[Data for the task]
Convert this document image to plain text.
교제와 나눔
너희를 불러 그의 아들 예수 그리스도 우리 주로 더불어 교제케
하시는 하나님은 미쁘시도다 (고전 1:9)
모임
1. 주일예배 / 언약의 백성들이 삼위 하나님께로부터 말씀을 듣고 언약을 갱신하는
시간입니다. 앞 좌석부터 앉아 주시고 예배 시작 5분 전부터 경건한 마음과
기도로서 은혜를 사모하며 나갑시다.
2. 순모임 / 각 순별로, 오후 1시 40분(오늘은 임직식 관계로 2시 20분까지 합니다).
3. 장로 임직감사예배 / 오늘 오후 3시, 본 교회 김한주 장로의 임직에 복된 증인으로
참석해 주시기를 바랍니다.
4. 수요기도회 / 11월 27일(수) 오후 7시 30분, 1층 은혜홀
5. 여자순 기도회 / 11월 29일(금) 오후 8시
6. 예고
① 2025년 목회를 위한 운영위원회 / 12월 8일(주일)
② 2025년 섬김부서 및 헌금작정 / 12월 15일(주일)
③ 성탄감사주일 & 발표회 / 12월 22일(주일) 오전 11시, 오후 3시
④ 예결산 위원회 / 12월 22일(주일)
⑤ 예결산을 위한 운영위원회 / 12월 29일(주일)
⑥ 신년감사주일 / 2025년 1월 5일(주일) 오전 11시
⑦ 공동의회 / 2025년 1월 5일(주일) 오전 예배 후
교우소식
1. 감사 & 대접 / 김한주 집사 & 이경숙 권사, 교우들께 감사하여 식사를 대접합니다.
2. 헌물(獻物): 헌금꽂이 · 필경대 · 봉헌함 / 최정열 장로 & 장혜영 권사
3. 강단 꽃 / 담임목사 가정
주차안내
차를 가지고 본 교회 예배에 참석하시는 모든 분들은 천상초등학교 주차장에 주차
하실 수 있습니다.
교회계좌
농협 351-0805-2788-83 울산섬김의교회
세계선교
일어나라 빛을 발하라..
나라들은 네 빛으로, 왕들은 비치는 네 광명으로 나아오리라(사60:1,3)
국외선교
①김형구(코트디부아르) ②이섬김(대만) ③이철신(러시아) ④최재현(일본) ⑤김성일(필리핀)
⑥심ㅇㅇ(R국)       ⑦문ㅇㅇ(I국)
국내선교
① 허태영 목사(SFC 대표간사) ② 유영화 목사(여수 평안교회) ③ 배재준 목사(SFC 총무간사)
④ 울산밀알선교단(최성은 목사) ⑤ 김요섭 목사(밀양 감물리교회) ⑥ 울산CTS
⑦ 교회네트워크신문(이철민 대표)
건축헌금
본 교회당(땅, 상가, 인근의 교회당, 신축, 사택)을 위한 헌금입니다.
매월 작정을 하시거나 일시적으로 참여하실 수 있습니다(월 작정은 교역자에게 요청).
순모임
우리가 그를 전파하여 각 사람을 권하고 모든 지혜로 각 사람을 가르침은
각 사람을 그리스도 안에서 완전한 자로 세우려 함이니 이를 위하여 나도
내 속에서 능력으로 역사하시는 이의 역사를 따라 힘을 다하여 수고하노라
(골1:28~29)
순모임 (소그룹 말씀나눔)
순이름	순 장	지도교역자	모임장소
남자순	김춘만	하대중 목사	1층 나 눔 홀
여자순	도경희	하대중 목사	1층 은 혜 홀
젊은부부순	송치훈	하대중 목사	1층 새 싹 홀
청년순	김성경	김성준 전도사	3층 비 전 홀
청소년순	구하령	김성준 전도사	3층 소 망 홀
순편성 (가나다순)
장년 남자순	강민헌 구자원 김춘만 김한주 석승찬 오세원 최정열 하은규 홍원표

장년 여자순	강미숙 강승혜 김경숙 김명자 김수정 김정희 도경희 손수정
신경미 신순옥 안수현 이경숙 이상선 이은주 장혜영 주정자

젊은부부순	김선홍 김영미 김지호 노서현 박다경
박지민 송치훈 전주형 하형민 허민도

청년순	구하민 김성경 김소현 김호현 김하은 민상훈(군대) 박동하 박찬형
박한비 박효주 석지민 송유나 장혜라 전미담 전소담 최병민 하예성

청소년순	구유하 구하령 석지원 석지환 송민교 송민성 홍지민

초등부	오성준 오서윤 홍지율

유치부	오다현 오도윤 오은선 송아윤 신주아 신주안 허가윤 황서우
--
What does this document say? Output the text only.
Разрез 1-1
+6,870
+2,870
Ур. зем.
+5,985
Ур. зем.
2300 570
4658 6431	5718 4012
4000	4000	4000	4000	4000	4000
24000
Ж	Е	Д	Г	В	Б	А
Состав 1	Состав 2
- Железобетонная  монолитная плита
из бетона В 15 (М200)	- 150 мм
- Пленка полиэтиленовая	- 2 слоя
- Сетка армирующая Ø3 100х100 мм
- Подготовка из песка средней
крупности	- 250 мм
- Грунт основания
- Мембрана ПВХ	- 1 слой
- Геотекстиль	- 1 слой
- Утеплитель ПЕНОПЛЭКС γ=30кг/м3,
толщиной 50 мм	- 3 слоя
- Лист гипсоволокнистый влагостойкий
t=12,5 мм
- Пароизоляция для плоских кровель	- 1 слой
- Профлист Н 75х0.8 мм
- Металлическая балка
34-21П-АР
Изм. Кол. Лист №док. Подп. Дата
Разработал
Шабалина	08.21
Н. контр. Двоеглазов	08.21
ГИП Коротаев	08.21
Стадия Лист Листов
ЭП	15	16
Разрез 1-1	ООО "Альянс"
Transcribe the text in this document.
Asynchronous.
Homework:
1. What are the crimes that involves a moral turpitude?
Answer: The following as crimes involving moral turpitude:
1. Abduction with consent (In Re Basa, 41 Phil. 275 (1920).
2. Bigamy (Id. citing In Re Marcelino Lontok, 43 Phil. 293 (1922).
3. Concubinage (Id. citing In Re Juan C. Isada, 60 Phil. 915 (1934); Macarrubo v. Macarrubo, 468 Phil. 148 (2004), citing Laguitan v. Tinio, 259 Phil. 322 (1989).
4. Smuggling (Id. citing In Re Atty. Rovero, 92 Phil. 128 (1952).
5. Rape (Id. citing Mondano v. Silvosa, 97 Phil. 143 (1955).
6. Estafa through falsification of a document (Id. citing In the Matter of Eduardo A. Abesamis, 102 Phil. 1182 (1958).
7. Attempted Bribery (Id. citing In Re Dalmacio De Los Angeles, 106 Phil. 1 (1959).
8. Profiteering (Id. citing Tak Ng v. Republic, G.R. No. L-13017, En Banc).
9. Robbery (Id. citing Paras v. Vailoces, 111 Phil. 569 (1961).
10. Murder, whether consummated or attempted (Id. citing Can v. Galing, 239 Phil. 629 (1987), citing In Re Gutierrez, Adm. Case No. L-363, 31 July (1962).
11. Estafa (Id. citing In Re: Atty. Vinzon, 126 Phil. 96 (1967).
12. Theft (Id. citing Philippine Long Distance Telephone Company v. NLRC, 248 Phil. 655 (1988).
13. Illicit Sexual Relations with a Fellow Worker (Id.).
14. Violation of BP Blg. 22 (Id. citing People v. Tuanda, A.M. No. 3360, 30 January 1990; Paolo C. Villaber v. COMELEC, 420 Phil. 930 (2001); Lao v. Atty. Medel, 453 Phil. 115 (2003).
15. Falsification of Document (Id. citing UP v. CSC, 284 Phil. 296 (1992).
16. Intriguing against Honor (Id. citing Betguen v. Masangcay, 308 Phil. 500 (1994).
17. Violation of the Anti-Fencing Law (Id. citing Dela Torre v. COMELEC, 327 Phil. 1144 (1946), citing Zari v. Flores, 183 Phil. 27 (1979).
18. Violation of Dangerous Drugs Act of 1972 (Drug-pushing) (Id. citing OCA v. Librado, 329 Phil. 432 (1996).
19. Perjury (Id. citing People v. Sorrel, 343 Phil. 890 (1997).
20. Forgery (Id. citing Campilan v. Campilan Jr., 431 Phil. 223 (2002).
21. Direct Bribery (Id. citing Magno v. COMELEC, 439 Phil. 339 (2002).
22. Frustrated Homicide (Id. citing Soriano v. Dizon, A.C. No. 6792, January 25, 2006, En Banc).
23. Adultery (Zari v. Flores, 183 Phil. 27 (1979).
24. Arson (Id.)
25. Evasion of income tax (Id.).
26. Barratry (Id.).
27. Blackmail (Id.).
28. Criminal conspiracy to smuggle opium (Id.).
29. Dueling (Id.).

[Stated goal]
Using the data above, say how many lines include "Atty". No other reply is needed.

[Response below]
3